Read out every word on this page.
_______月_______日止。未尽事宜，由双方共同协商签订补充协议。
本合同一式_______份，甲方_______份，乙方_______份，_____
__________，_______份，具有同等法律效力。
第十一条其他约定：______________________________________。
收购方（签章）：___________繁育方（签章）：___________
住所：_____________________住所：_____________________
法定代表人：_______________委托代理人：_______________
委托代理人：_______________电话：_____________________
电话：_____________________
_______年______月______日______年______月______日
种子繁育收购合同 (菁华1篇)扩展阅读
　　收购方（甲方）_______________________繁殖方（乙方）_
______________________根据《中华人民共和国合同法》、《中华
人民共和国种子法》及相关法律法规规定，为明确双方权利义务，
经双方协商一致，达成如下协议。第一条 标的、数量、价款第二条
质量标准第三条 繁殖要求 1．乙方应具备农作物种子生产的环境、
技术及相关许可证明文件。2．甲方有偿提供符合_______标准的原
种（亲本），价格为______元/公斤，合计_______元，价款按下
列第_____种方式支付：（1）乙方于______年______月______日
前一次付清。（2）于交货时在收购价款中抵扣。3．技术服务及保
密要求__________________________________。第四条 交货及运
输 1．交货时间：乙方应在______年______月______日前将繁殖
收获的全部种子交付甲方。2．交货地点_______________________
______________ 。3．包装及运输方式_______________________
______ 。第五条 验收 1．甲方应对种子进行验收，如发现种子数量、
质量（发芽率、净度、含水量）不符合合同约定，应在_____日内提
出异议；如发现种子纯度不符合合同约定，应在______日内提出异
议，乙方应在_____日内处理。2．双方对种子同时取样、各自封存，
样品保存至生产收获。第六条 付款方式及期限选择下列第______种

● ● ●

▶ _WRITTEN INSTRUCTION_: Your task is to repeat every entry exactly.

▶ _THE REPLY_:
Read out every word on this page.
_______月_______日止。未尽事宜，由双方共同协商签订补充协议。
本合同一式_______份，甲方_______份，乙方_______份，_____
__________，_______份，具有同等法律效力。
第十一条其他约定：______________________________________。
收购方（签章）：___________繁育方（签章）：___________
住所：_____________________住所：_____________________
法定代表人：_______________委托代理人：_______________
委托代理人：_______________电话：_____________________
电话：_____________________
_______年______月______日______年______月______日
种子繁育收购合同 (菁华1篇)扩展阅读
　　收购方（甲方）_______________________繁殖方（乙方）_
______________________根据《中华人民共和国合同法》、《中华
人民共和国种子法》及相关法律法规规定，为明确双方权利义务，
经双方协商一致，达成如下协议。第一条 标的、数量、价款第二条
质量标准第三条 繁殖要求 1．乙方应具备农作物种子生产的环境、
技术及相关许可证明文件。2．甲方有偿提供符合_______标准的原
种（亲本），价格为______元/公斤，合计_______元，价款按下
列第_____种方式支付：（1）乙方于______年______月______日
前一次付清。（2）于交货时在收购价款中抵扣。3．技术服务及保
密要求__________________________________。第四条 交货及运
输 1．交货时间：乙方应在______年______月______日前将繁殖
收获的全部种子交付甲方。2．交货地点_______________________
______________ 。3．包装及运输方式_______________________
______ 。第五条 验收 1．甲方应对种子进行验收，如发现种子数量、
质量（发芽率、净度、含水量）不符合合同约定，应在_____日内提
出异议；如发现种子纯度不符合合同约定，应在______日内提出异
议，乙方应在_____日内处理。2．双方对种子同时取样、各自封存，
样品保存至生产收获。第六条 付款方式及期限选择下列第______种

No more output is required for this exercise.